Exercise description »
Would you transcribe the listing that follows, character for character, and omit its images?

Lines of data:
------------------------------
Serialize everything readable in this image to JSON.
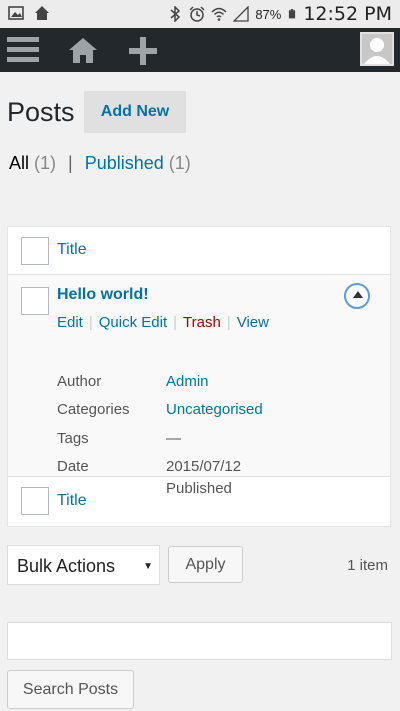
{
  "status_bar": {
    "icons_left": [
      "gallery-icon",
      "home-icon"
    ],
    "icons_right": [
      "bluetooth-icon",
      "alarm-icon",
      "wifi-icon",
      "signal-icon",
      "battery-icon"
    ],
    "battery": "87%",
    "time": "12:52 PM"
  },
  "admin_bar": {
    "background": "#23282d",
    "icons": [
      "menu-icon",
      "home-icon",
      "plus-icon",
      "avatar-icon"
    ]
  },
  "page": {
    "title": "Posts",
    "add_new": "Add New"
  },
  "filters": {
    "all_label": "All",
    "all_count": "(1)",
    "separator": "|",
    "published_label": "Published",
    "published_count": "(1)"
  },
  "table": {
    "column_title": "Title",
    "footer_title": "Title",
    "post": {
      "title": "Hello world!",
      "actions": [
        "Edit",
        "Quick Edit",
        "Trash",
        "View"
      ],
      "meta": [
        {
          "label": "Author",
          "value": "Admin"
        },
        {
          "label": "Categories",
          "value": "Uncategorised"
        },
        {
          "label": "Tags",
          "value": "—"
        },
        {
          "label": "Date",
          "value": "2015/07/12",
          "value2": "Published"
        }
      ]
    }
  },
  "bulk": {
    "selected": "Bulk Actions",
    "apply": "Apply",
    "count": "1 item"
  },
  "search": {
    "placeholder": "",
    "button": "Search Posts"
  },
  "colors": {
    "link": "#0073aa",
    "trash": "#aa0000",
    "toggle_ring": "#5b9dd9"
  }
}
------------------------------
Answer for this exercise »
Serialize everything readable in this image to JSON.
{
  "status_bar": {
    "icons_left": [
      "gallery-icon",
      "home-icon"
    ],
    "icons_right": [
      "bluetooth-icon",
      "alarm-icon",
      "wifi-icon",
      "signal-icon",
      "battery-icon"
    ],
    "battery": "87%",
    "time": "12:52 PM"
  },
  "admin_bar": {
    "background": "#23282d",
    "icons": [
      "menu-icon",
      "home-icon",
      "plus-icon",
      "avatar-icon"
    ]
  },
  "page": {
    "title": "Posts",
    "add_new": "Add New"
  },
  "filters": {
    "all_label": "All",
    "all_count": "(1)",
    "separator": "|",
    "published_label": "Published",
    "published_count": "(1)"
  },
  "table": {
    "column_title": "Title",
    "footer_title": "Title",
    "post": {
      "title": "Hello world!",
      "actions": [
        "Edit",
        "Quick Edit",
        "Trash",
        "View"
      ],
      "meta": [
        {
          "label": "Author",
          "value": "Admin"
        },
        {
          "label": "Categories",
          "value": "Uncategorised"
        },
        {
          "label": "Tags",
          "value": "—"
        },
        {
          "label": "Date",
          "value": "2015/07/12",
          "value2": "Published"
        }
      ]
    }
  },
  "bulk": {
    "selected": "Bulk Actions",
    "apply": "Apply",
    "count": "1 item"
  },
  "search": {
    "placeholder": "",
    "button": "Search Posts"
  },
  "colors": {
    "link": "#0073aa",
    "trash": "#aa0000",
    "toggle_ring": "#5b9dd9"
  }
}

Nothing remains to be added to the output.